* WRITTEN PROBLEM: Search the entries for the word "ΑΡΙΣΤΟΤΕΛΕΙΟ" and pull out each line that has it.

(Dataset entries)
* * * * * * * * *

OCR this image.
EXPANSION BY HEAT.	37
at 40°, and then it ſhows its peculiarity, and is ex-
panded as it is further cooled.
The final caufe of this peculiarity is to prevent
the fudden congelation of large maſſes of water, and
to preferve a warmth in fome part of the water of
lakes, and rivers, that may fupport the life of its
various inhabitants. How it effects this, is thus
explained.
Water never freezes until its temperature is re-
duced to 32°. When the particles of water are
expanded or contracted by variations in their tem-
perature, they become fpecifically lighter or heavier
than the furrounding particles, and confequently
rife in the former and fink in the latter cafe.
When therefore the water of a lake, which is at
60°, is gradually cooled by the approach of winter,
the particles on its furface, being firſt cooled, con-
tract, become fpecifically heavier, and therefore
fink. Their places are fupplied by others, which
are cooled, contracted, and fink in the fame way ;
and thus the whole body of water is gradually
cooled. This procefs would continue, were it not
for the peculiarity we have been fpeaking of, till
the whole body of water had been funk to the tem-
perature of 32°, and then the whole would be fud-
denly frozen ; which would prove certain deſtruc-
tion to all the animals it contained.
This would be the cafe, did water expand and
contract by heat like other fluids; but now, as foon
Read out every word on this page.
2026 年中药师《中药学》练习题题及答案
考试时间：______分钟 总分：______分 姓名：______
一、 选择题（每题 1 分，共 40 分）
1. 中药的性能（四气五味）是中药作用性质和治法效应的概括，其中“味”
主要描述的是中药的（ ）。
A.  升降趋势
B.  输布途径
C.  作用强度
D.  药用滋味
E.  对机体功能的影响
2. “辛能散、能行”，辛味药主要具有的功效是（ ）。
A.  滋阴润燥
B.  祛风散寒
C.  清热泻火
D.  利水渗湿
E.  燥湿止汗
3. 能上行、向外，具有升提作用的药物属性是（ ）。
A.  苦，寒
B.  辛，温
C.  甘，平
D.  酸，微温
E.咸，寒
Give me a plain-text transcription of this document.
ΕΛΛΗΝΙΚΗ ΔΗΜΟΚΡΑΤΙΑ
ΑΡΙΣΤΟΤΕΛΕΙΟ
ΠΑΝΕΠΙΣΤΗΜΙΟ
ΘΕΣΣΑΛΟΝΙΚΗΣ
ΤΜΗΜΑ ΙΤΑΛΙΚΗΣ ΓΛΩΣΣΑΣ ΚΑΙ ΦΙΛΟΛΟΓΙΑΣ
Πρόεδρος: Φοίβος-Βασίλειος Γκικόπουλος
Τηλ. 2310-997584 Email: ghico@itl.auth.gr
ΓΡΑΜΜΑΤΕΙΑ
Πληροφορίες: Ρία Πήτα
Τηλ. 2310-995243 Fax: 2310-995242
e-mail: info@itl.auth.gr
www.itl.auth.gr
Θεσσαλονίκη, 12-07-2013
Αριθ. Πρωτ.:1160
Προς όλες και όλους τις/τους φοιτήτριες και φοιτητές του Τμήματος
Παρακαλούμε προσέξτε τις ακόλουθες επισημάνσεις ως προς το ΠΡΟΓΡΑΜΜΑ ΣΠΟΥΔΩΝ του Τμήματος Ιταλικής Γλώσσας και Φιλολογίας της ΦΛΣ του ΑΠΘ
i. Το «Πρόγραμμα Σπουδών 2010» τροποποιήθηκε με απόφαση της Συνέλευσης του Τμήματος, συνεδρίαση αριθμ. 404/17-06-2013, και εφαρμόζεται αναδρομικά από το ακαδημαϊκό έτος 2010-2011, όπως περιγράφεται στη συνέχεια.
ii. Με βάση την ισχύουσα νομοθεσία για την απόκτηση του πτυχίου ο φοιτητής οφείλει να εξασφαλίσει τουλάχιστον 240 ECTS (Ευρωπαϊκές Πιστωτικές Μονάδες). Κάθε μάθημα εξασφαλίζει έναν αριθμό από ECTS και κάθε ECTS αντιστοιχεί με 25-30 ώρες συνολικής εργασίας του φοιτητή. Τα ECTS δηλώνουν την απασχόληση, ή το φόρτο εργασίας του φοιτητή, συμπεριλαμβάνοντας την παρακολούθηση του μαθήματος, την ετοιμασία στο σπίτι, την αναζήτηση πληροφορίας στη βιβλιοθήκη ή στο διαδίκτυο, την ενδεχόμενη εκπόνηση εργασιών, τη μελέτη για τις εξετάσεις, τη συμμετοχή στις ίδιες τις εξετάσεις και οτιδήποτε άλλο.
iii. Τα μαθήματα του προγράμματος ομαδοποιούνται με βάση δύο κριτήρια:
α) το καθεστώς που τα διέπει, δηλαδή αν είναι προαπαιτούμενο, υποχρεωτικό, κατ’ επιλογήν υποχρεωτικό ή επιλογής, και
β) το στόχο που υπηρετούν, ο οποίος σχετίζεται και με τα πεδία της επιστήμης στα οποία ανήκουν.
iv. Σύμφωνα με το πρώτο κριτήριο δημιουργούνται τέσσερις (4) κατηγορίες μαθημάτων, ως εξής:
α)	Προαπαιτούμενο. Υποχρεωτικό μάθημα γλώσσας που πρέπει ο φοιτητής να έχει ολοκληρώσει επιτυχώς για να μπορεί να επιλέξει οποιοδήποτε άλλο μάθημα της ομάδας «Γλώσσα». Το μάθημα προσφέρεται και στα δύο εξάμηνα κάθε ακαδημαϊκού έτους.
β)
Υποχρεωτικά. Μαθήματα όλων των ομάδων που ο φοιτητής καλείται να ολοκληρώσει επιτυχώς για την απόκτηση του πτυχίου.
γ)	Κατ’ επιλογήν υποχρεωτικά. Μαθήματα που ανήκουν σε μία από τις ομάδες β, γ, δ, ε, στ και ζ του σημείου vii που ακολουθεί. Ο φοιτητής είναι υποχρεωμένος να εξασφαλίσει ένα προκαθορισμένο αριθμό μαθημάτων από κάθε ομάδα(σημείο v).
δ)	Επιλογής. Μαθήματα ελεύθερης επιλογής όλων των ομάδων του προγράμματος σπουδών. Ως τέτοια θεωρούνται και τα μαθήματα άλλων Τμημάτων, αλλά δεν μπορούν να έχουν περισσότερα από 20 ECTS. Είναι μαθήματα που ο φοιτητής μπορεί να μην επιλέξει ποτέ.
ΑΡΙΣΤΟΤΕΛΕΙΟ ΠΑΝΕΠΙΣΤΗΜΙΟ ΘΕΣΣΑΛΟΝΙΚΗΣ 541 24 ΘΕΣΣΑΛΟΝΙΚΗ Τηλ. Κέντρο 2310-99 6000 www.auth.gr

* * * * * * * * *

* CORRECT RESULT:
ΑΡΙΣΤΟΤΕΛΕΙΟ
ΑΡΙΣΤΟΤΕΛΕΙΟ ΠΑΝΕΠΙΣΤΗΜΙΟ ΘΕΣΣΑΛΟΝΙΚΗΣ 541 24 ΘΕΣΣΑΛΟΝΙΚΗ Τηλ. Κέντρο 2310-99 6000 www.auth.gr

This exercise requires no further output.